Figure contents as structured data
________________________________________

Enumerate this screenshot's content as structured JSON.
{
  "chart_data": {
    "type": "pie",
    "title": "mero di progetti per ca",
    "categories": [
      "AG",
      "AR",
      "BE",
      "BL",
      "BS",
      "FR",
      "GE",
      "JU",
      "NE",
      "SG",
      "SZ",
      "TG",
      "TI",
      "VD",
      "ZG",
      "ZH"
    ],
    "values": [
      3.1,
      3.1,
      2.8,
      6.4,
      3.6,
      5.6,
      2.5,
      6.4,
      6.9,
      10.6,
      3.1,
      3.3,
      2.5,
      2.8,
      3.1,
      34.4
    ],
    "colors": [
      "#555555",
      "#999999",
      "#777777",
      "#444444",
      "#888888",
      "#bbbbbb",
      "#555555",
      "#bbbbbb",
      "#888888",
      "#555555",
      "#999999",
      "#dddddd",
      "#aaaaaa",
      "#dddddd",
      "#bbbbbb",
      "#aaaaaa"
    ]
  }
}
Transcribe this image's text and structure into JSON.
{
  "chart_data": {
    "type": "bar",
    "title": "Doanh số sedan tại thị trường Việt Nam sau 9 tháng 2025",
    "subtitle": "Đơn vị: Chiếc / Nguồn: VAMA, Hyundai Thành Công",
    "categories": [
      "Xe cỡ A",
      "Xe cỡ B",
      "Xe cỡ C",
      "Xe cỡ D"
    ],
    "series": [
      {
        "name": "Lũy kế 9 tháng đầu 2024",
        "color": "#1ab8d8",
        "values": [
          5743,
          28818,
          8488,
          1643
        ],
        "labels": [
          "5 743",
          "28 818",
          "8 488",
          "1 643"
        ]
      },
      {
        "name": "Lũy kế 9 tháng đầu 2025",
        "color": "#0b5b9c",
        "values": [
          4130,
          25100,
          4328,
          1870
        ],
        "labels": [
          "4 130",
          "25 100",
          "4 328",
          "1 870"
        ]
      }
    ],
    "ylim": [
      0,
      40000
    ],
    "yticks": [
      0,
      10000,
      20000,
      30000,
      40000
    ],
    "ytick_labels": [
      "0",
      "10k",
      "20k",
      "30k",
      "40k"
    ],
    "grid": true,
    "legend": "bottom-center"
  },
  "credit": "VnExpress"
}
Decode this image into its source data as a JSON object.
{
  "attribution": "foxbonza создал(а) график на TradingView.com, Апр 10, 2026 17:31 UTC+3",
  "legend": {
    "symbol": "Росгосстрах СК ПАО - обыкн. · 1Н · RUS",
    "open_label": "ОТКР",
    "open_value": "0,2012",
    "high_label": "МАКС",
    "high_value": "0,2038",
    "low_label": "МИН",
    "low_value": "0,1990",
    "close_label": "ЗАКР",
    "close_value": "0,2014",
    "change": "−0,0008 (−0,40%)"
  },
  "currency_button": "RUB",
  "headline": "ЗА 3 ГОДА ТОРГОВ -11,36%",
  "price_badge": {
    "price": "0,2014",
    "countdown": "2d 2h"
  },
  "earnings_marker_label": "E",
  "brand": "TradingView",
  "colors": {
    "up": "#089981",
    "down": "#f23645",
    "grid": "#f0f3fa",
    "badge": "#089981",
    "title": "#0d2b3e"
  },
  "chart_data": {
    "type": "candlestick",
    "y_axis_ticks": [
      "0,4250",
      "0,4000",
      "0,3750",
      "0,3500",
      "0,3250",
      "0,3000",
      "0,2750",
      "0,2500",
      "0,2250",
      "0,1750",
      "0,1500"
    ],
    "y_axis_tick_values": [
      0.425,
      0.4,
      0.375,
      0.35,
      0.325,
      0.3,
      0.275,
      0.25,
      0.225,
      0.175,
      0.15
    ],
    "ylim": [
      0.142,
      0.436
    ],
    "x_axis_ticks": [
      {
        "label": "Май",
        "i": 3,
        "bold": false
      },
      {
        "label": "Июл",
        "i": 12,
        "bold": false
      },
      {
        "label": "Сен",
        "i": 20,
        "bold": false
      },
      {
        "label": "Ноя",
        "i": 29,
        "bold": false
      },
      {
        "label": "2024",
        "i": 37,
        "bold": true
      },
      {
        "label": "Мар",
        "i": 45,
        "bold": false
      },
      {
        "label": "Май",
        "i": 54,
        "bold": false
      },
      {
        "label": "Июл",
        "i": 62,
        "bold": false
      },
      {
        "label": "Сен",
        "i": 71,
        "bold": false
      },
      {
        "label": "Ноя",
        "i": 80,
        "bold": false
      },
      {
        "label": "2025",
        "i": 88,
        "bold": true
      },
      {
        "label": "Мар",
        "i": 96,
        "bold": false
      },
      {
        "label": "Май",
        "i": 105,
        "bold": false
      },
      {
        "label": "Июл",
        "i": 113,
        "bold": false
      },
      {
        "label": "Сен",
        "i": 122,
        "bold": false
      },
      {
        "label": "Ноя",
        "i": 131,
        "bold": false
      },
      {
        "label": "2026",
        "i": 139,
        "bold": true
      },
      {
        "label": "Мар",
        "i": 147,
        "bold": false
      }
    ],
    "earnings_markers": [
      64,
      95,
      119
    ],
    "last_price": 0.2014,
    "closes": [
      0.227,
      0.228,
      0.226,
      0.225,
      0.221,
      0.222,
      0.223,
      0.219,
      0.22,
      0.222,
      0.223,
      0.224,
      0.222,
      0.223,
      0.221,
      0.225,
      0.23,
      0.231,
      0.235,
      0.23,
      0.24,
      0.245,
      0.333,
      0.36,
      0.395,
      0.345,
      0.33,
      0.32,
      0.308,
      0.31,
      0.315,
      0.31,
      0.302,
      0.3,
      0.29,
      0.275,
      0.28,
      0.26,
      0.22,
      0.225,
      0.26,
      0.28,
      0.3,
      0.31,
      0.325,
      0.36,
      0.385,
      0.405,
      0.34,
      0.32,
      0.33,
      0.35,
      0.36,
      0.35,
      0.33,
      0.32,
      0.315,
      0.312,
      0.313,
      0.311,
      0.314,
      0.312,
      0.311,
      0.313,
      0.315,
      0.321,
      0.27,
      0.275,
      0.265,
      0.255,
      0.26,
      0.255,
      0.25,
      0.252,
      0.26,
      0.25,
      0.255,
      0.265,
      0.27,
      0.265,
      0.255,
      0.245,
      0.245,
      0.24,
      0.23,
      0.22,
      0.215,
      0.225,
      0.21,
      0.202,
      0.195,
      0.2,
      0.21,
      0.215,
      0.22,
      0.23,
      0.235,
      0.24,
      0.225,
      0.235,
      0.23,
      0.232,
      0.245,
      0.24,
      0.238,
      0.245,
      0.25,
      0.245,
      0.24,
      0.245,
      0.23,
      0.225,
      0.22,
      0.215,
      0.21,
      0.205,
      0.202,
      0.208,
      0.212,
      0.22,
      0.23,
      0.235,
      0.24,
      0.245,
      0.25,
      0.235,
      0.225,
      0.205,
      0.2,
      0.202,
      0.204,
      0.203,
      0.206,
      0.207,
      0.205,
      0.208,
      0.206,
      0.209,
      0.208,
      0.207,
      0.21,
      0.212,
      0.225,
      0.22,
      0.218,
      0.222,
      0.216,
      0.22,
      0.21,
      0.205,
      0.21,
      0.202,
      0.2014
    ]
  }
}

________________________________________

Instructions for the task: From the listing above, find the number of lines with the word "into" in them. Answer with the number only.

Written solution: 2